◆ Goal
Output the items exactly as they appear, starting from the beginning of the records and continuing through the line containing "data-point-drain — [812, 100, 828, 116]".
--- START OF Data records ---
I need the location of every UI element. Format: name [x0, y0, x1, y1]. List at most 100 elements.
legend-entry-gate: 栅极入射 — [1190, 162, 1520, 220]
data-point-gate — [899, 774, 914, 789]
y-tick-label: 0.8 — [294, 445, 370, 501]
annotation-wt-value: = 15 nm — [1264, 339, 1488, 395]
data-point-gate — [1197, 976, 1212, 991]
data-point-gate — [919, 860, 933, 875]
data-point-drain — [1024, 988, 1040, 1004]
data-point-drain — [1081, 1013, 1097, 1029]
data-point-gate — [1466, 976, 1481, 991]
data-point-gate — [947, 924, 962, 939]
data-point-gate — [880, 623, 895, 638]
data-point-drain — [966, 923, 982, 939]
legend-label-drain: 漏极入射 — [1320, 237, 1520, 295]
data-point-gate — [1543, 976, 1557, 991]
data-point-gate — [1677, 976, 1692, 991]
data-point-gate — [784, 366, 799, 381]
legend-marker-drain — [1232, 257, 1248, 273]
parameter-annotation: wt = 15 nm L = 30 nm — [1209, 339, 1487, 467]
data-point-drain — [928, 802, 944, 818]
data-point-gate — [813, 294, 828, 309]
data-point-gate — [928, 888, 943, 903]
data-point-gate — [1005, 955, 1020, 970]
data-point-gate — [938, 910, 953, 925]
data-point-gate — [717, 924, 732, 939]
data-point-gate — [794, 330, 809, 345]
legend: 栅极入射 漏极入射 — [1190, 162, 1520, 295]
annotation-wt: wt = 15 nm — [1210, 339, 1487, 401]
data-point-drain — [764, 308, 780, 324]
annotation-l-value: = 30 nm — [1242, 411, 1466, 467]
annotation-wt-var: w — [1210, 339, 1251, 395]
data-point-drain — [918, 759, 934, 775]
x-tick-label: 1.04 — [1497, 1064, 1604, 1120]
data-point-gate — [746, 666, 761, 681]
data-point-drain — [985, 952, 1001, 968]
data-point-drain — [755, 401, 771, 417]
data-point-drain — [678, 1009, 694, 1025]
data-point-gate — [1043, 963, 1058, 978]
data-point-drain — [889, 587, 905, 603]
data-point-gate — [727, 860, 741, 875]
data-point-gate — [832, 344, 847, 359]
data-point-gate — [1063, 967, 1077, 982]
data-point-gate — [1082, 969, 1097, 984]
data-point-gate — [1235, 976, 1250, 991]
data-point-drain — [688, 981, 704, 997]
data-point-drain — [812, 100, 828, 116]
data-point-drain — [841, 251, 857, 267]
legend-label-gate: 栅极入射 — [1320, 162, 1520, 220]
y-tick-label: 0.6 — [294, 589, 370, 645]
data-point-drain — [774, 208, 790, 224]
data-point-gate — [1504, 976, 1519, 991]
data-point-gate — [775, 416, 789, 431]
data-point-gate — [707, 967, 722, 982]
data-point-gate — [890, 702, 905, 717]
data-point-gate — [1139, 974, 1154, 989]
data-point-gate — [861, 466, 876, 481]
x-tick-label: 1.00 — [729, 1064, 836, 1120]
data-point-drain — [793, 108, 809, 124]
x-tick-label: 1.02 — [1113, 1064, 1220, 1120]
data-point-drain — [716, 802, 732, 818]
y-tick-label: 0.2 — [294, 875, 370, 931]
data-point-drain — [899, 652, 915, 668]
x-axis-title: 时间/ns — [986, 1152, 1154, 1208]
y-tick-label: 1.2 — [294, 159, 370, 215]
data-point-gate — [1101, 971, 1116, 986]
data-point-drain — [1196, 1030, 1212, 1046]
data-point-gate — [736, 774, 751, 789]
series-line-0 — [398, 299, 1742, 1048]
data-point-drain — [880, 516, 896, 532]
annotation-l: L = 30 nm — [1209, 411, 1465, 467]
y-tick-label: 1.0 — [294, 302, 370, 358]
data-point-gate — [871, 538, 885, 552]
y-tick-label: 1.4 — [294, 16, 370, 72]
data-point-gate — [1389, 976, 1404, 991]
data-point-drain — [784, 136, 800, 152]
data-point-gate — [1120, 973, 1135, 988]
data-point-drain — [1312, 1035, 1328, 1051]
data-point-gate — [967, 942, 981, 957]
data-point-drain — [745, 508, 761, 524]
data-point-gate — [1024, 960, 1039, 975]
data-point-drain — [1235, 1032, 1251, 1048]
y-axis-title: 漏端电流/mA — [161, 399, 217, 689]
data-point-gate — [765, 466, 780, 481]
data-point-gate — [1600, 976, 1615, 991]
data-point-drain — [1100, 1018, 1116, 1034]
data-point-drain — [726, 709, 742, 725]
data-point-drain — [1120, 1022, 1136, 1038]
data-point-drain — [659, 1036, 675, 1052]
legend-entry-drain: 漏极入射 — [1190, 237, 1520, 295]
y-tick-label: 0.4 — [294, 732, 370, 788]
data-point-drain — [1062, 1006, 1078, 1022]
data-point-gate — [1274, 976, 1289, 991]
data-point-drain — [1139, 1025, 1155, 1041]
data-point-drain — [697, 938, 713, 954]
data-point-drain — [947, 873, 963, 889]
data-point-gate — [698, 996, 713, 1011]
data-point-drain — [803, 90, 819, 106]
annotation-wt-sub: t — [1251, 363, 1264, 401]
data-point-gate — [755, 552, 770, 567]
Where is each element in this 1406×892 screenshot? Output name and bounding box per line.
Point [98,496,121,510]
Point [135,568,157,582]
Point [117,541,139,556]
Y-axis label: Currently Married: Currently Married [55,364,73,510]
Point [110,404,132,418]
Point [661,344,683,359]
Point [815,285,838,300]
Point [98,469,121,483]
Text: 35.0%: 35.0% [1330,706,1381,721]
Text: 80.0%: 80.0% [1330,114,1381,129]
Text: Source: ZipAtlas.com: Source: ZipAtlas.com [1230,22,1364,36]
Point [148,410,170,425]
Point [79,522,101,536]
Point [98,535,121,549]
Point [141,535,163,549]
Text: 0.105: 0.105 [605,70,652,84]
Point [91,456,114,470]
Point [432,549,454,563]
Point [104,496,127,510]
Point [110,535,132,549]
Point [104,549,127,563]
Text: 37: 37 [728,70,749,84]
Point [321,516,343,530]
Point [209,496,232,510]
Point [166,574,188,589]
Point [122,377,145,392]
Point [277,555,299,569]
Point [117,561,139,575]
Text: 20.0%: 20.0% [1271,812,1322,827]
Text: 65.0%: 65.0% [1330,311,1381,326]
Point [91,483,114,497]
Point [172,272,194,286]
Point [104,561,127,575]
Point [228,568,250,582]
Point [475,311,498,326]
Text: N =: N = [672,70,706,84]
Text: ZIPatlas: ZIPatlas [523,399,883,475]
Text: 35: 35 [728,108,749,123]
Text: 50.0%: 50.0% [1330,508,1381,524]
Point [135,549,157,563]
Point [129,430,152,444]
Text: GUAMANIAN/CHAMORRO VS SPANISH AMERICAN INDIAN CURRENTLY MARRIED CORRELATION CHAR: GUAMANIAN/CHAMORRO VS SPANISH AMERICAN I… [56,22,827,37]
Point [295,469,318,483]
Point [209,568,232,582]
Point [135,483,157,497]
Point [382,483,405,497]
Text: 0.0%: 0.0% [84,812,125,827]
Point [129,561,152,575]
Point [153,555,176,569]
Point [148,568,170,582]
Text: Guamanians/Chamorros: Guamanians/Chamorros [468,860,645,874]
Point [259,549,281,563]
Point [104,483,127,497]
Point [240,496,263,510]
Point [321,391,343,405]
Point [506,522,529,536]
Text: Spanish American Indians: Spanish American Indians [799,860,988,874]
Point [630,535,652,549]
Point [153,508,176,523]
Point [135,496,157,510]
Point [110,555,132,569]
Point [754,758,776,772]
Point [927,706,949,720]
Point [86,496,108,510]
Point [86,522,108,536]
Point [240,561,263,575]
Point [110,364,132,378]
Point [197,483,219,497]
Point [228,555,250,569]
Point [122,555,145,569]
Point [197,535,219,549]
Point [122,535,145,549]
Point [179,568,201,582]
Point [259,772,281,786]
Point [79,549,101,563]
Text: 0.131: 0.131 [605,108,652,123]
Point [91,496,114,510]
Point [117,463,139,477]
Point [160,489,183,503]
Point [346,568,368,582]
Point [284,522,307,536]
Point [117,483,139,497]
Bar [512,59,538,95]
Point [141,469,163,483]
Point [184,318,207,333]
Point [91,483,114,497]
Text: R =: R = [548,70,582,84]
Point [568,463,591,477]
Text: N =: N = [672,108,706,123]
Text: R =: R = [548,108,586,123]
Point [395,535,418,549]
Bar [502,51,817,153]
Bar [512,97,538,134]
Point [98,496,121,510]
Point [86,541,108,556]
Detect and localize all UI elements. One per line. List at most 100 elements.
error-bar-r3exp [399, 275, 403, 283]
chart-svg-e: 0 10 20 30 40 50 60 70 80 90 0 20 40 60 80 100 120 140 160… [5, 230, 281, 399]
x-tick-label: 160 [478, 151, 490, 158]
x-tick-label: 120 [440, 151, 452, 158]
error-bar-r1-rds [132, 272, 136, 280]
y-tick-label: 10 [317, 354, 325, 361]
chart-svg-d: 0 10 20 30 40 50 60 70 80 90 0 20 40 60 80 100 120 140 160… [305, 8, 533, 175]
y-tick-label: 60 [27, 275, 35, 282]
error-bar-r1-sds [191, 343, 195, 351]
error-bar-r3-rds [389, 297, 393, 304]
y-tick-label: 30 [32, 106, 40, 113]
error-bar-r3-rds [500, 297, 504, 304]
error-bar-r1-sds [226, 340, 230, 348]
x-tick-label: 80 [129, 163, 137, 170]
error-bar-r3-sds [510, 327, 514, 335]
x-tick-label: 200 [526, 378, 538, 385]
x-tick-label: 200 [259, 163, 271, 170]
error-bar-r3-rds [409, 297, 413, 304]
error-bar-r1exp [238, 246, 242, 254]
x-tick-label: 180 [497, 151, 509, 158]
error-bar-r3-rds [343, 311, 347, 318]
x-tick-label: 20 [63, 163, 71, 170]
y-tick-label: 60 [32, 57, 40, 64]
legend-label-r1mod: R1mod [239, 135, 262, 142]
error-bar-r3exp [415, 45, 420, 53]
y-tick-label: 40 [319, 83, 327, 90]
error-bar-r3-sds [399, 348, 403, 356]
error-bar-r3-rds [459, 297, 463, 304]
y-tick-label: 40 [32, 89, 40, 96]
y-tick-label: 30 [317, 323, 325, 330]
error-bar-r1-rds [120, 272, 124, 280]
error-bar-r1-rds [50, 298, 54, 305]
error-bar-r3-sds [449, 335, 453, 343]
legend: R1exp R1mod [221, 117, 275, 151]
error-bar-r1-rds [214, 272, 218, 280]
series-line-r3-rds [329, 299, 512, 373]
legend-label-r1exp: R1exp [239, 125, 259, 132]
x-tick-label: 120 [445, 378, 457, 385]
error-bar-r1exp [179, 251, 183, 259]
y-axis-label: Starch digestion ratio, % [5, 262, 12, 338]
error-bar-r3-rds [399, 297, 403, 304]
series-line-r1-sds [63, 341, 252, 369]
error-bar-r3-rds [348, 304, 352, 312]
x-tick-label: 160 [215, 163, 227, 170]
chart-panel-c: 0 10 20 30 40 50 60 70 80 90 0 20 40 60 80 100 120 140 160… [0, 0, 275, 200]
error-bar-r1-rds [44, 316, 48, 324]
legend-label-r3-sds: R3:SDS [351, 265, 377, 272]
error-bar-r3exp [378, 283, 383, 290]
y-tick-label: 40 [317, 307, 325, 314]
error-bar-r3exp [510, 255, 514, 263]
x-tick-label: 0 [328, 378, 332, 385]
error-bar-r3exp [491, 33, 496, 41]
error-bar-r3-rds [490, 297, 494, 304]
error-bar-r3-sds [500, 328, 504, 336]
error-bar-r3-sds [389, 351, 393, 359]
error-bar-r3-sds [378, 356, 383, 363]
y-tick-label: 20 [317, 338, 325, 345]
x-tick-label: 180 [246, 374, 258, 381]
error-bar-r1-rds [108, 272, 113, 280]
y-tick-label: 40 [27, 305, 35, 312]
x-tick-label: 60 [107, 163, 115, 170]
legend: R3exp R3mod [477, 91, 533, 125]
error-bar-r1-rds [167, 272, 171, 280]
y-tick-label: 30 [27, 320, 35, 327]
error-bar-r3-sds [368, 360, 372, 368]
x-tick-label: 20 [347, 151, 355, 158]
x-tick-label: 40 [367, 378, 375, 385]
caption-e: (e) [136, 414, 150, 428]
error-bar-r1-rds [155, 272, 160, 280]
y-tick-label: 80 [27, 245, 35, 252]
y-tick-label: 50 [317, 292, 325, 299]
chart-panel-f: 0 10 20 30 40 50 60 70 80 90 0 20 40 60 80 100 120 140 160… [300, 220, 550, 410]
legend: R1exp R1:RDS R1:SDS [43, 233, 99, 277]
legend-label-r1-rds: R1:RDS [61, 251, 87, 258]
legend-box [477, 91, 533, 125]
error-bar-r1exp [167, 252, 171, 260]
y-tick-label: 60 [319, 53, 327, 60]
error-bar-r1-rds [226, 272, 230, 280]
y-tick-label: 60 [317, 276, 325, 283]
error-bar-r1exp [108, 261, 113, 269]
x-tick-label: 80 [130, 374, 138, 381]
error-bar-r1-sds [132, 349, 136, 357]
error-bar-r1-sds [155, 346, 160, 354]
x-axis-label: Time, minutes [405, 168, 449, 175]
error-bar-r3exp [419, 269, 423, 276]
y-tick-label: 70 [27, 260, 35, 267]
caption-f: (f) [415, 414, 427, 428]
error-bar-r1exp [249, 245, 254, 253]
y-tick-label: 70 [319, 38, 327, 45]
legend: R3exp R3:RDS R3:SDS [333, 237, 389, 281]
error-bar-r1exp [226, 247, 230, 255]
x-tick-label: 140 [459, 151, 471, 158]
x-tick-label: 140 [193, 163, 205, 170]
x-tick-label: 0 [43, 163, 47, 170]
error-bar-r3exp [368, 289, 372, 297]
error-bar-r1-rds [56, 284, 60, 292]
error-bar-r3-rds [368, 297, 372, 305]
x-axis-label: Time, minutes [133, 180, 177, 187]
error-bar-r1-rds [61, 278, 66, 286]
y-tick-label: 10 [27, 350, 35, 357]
--- END OF Data records ---
◆ Answer for the task
I need the location of every UI element. Format: name [x0, y0, x1, y1]. List at most 100 elements.
legend-entry-gate: 栅极入射 — [1190, 162, 1520, 220]
data-point-gate — [899, 774, 914, 789]
y-tick-label: 0.8 — [294, 445, 370, 501]
annotation-wt-value: = 15 nm — [1264, 339, 1488, 395]
data-point-gate — [1197, 976, 1212, 991]
data-point-gate — [919, 860, 933, 875]
data-point-drain — [1024, 988, 1040, 1004]
data-point-drain — [1081, 1013, 1097, 1029]
data-point-gate — [1466, 976, 1481, 991]
data-point-gate — [947, 924, 962, 939]
data-point-gate — [880, 623, 895, 638]
data-point-drain — [966, 923, 982, 939]
legend-label-drain: 漏极入射 — [1320, 237, 1520, 295]
data-point-gate — [1543, 976, 1557, 991]
data-point-gate — [1677, 976, 1692, 991]
data-point-gate — [784, 366, 799, 381]
legend-marker-drain — [1232, 257, 1248, 273]
parameter-annotation: wt = 15 nm L = 30 nm — [1209, 339, 1487, 467]
data-point-drain — [928, 802, 944, 818]
data-point-gate — [813, 294, 828, 309]
data-point-gate — [928, 888, 943, 903]
data-point-gate — [1005, 955, 1020, 970]
data-point-gate — [938, 910, 953, 925]
data-point-gate — [717, 924, 732, 939]
data-point-gate — [794, 330, 809, 345]
legend: 栅极入射 漏极入射 — [1190, 162, 1520, 295]
annotation-wt: wt = 15 nm — [1210, 339, 1487, 401]
data-point-drain — [764, 308, 780, 324]
annotation-l-value: = 30 nm — [1242, 411, 1466, 467]
annotation-wt-var: w — [1210, 339, 1251, 395]
data-point-drain — [918, 759, 934, 775]
x-tick-label: 1.04 — [1497, 1064, 1604, 1120]
data-point-gate — [746, 666, 761, 681]
data-point-drain — [985, 952, 1001, 968]
data-point-drain — [755, 401, 771, 417]
data-point-drain — [678, 1009, 694, 1025]
data-point-gate — [1043, 963, 1058, 978]
data-point-drain — [889, 587, 905, 603]
data-point-gate — [727, 860, 741, 875]
data-point-gate — [832, 344, 847, 359]
data-point-gate — [1063, 967, 1077, 982]
data-point-gate — [1082, 969, 1097, 984]
data-point-gate — [1235, 976, 1250, 991]
data-point-drain — [688, 981, 704, 997]
data-point-drain — [812, 100, 828, 116]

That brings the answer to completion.